Extracts from a graphics dataset:

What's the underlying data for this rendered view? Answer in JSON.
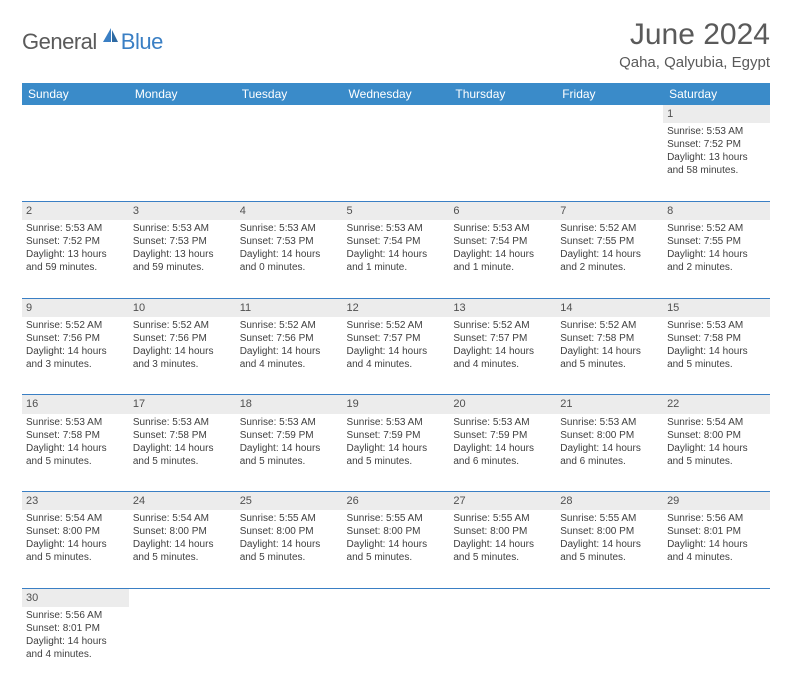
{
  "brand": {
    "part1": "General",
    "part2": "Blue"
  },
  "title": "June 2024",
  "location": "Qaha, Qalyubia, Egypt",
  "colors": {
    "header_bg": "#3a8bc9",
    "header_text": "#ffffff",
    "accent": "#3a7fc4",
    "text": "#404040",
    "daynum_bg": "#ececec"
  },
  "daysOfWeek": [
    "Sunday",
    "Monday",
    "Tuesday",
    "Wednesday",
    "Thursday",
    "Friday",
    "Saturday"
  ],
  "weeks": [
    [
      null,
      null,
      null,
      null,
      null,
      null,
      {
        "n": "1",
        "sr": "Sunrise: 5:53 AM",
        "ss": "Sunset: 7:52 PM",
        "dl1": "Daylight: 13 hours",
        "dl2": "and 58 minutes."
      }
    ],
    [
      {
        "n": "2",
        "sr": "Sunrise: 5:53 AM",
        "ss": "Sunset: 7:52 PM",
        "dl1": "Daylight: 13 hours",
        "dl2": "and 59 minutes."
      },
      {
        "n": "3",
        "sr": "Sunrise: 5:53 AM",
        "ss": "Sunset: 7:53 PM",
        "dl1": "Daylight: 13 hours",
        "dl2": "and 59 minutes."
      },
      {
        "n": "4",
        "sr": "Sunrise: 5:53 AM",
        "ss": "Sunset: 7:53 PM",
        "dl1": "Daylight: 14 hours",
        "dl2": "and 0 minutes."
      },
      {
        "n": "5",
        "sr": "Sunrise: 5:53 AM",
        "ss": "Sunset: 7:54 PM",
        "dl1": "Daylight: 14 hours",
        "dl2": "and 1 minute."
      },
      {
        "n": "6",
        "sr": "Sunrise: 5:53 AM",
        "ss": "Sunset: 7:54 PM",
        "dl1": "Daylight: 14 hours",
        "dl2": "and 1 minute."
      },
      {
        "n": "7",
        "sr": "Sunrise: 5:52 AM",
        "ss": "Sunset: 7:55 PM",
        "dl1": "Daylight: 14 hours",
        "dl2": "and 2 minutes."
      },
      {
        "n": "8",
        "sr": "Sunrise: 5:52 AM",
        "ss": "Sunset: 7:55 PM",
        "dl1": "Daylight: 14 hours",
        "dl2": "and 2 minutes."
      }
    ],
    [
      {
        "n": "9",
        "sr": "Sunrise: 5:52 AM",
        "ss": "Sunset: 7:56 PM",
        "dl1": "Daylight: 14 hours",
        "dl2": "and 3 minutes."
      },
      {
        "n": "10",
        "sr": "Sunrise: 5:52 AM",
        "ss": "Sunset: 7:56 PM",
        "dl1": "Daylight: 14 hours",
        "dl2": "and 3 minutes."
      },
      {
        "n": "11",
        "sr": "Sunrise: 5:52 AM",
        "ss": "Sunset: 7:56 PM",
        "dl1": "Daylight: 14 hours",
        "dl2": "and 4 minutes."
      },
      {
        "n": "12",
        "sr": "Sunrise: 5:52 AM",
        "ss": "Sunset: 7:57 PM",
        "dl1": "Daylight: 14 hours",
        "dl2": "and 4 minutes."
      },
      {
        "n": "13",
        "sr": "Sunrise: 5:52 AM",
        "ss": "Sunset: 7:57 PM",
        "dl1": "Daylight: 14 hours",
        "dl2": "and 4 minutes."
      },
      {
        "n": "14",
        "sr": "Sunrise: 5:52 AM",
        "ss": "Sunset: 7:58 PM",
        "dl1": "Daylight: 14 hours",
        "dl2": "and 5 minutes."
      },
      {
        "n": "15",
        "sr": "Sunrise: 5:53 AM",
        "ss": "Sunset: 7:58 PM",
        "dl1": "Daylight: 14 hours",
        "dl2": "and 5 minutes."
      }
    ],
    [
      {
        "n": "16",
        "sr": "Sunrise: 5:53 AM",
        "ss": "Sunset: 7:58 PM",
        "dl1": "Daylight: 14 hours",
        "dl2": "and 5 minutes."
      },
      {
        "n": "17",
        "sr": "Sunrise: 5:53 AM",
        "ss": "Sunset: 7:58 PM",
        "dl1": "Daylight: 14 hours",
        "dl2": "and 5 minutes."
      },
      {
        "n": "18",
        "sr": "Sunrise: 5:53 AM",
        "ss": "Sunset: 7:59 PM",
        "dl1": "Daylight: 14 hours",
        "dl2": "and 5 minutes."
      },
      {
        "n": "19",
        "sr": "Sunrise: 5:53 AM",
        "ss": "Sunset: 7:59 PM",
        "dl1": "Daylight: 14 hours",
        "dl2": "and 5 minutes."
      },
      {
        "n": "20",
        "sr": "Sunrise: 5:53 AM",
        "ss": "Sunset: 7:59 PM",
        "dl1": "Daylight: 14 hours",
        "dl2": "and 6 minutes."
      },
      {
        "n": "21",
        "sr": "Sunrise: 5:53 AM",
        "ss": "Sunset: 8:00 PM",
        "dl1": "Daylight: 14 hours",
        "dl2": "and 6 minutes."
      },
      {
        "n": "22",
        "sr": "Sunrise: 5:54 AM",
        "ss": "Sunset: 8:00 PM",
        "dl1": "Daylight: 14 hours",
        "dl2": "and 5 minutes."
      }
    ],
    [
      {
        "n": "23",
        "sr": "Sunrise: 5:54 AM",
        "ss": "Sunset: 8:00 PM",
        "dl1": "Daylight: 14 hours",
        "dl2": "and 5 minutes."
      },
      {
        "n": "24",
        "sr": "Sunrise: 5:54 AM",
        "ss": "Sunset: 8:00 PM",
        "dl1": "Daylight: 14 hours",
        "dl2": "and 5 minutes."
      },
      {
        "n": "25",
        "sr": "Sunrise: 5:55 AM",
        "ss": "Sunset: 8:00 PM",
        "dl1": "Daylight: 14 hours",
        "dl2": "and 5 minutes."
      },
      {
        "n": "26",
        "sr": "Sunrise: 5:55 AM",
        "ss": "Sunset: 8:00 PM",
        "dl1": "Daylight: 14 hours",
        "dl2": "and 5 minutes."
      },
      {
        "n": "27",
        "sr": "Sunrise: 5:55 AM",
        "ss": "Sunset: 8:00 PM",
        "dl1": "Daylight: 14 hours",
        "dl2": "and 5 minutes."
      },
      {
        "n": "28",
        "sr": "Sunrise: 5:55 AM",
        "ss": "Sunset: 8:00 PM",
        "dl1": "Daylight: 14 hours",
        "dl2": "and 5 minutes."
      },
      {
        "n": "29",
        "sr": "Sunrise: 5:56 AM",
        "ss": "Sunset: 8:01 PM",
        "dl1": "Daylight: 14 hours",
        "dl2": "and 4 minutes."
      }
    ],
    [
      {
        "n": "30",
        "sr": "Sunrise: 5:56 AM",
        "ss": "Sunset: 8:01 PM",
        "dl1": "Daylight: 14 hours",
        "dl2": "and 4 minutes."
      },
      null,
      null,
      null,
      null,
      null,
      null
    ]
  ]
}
--
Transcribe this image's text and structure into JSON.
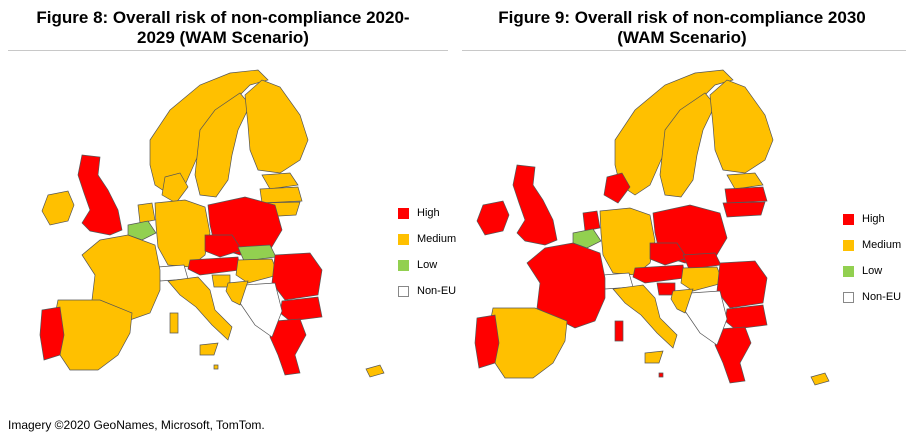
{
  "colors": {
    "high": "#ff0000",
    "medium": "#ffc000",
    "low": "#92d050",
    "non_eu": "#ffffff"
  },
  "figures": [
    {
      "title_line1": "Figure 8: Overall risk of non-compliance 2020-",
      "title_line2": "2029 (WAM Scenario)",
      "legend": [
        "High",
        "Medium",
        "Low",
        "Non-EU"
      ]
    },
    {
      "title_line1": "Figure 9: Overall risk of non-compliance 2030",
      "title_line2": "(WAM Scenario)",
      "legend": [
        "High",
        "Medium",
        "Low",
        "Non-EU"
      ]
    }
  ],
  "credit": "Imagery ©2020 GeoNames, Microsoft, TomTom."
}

**OBJECTIVE:** Each line with the string "this" in it needs to be found and copied.

**EXPECTED ANSWER:**
What's the underlying data for this rendered view? Answer in JSON.
Transcribe this image's text and structure into JSON.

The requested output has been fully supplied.